> Data listing
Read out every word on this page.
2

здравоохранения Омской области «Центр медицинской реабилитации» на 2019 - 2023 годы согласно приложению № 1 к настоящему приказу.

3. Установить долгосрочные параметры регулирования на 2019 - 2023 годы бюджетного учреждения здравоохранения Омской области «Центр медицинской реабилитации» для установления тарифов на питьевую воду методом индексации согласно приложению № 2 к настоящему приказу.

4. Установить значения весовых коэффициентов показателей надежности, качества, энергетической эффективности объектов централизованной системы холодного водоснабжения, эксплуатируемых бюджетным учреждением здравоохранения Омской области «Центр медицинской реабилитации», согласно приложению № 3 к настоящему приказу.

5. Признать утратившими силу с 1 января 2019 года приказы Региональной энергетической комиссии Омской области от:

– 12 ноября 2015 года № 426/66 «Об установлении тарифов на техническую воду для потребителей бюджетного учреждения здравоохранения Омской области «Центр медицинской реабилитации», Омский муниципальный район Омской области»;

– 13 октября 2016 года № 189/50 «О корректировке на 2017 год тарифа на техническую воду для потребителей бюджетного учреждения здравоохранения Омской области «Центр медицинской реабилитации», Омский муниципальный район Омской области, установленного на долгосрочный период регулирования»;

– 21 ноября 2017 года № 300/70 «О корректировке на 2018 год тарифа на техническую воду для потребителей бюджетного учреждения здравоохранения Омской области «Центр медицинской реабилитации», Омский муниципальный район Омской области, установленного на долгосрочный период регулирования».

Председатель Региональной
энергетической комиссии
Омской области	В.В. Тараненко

> Task prompt
Copy out each record, keeping every word as it is.

> Exercise response
Read out every word on this page.
2

здравоохранения Омской области «Центр медицинской реабилитации» на 2019 - 2023 годы согласно приложению № 1 к настоящему приказу.

3. Установить долгосрочные параметры регулирования на 2019 - 2023 годы бюджетного учреждения здравоохранения Омской области «Центр медицинской реабилитации» для установления тарифов на питьевую воду методом индексации согласно приложению № 2 к настоящему приказу.

4. Установить значения весовых коэффициентов показателей надежности, качества, энергетической эффективности объектов централизованной системы холодного водоснабжения, эксплуатируемых бюджетным учреждением здравоохранения Омской области «Центр медицинской реабилитации», согласно приложению № 3 к настоящему приказу.

5. Признать утратившими силу с 1 января 2019 года приказы Региональной энергетической комиссии Омской области от:

– 12 ноября 2015 года № 426/66 «Об установлении тарифов на техническую воду для потребителей бюджетного учреждения здравоохранения Омской области «Центр медицинской реабилитации», Омский муниципальный район Омской области»;

– 13 октября 2016 года № 189/50 «О корректировке на 2017 год тарифа на техническую воду для потребителей бюджетного учреждения здравоохранения Омской области «Центр медицинской реабилитации», Омский муниципальный район Омской области, установленного на долгосрочный период регулирования»;

– 21 ноября 2017 года № 300/70 «О корректировке на 2018 год тарифа на техническую воду для потребителей бюджетного учреждения здравоохранения Омской области «Центр медицинской реабилитации», Омский муниципальный район Омской области, установленного на долгосрочный период регулирования».

Председатель Региональной
энергетической комиссии
Омской области	В.В. Тараненко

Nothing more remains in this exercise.